▶ [DATA FOR PROCESSING]
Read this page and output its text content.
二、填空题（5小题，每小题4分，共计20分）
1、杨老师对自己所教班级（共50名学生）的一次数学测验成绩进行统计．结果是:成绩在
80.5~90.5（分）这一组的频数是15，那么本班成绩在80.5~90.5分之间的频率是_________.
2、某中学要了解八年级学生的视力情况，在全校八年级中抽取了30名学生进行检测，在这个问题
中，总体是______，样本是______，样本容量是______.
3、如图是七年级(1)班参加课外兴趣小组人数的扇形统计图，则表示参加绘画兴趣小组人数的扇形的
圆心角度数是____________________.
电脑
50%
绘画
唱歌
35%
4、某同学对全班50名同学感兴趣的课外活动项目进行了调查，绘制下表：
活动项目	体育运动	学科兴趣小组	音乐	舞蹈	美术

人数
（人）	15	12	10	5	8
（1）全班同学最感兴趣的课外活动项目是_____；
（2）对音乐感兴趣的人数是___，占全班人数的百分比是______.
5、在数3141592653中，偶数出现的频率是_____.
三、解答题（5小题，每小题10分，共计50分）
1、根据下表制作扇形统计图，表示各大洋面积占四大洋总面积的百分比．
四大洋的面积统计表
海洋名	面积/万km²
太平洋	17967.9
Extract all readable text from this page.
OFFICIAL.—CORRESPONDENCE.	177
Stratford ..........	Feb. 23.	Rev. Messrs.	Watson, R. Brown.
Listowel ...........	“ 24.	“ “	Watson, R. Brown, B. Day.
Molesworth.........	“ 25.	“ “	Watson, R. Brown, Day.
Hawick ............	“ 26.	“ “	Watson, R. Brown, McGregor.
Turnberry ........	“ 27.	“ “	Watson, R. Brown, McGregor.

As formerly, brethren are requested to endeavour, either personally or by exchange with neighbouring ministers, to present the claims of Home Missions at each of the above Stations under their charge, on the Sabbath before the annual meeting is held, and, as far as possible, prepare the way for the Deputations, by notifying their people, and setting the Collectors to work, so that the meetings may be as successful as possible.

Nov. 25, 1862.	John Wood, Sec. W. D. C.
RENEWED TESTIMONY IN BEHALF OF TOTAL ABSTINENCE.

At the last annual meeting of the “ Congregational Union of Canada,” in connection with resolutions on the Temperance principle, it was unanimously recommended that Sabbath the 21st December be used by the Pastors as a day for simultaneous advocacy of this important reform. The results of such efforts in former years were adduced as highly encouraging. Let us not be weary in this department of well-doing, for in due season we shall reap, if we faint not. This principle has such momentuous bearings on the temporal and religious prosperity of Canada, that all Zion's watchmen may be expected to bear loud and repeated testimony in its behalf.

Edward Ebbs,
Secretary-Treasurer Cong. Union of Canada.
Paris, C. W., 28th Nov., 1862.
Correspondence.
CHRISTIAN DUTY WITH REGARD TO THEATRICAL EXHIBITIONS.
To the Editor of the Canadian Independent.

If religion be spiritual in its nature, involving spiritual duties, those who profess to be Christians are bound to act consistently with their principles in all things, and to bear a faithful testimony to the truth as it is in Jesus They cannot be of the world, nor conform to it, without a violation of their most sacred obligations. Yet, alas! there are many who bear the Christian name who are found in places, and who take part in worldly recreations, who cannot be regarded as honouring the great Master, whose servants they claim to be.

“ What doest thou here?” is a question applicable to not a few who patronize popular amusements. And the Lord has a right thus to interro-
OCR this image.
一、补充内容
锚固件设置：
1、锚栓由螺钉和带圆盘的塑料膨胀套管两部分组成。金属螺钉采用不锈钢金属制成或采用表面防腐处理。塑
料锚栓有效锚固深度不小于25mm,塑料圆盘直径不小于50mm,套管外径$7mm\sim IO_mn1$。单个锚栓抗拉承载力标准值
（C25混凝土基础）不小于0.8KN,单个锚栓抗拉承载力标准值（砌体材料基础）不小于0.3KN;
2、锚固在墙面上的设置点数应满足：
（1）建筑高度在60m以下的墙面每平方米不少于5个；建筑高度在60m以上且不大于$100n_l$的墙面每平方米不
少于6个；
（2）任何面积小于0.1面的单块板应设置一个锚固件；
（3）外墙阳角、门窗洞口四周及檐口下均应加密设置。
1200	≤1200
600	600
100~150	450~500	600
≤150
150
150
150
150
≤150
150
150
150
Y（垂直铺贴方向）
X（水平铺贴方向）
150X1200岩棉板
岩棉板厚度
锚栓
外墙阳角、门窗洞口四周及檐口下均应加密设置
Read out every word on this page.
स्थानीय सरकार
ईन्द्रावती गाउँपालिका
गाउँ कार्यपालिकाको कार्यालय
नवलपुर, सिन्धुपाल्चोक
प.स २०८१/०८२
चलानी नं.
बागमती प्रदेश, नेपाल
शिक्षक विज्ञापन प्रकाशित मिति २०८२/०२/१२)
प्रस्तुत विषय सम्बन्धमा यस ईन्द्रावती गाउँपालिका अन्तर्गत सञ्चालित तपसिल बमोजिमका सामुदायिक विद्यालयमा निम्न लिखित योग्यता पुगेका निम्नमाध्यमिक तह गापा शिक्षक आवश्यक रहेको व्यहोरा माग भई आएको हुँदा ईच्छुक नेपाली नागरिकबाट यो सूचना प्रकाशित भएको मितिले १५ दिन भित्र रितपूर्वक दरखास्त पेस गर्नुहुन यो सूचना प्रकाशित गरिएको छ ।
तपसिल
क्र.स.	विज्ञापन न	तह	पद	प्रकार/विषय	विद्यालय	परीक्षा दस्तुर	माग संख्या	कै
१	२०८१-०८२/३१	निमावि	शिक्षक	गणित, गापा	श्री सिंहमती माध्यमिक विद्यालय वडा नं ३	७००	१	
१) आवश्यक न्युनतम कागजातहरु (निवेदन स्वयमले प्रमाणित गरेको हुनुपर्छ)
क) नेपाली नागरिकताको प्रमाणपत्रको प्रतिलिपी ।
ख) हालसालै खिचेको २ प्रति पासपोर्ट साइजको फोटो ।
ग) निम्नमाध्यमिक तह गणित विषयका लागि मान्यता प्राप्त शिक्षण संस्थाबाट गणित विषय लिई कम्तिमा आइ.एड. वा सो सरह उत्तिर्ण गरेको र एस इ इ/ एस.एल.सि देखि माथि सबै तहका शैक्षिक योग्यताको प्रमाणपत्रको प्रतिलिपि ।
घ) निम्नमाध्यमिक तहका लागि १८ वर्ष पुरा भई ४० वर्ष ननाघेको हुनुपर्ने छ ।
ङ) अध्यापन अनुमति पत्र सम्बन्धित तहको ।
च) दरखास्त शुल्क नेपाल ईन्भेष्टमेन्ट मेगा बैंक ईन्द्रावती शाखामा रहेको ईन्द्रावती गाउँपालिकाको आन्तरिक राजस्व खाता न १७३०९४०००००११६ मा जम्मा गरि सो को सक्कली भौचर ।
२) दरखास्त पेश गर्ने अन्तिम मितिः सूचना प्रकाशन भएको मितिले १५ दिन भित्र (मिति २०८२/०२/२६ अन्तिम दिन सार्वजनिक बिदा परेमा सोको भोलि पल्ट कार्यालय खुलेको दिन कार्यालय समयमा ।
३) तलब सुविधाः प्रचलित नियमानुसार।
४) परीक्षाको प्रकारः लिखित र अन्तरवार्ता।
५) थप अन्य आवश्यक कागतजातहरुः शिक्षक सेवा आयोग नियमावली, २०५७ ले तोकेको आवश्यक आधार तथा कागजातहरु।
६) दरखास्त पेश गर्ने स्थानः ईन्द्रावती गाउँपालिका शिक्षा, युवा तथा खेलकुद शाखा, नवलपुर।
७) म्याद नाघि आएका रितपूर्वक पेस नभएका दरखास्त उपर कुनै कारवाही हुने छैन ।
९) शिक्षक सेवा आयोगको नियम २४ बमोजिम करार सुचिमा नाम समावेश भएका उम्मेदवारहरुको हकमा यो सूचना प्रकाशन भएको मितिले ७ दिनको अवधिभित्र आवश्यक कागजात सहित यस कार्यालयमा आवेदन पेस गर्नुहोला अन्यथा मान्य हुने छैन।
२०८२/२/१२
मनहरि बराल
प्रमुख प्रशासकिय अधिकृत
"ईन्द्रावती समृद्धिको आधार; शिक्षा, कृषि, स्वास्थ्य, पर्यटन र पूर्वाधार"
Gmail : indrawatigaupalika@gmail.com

▶ [PROMPT] Please list every line of the records that contains "单个锚栓抗拉承载力标准值".

▶ [SOLUTION TO THE EXERCISE]
料锚栓有效锚固深度不小于25mm,塑料圆盘直径不小于50mm,套管外径$7mm\sim IO_mn1$。单个锚栓抗拉承载力标准值
（C25混凝土基础）不小于0.8KN,单个锚栓抗拉承载力标准值（砌体材料基础）不小于0.3KN;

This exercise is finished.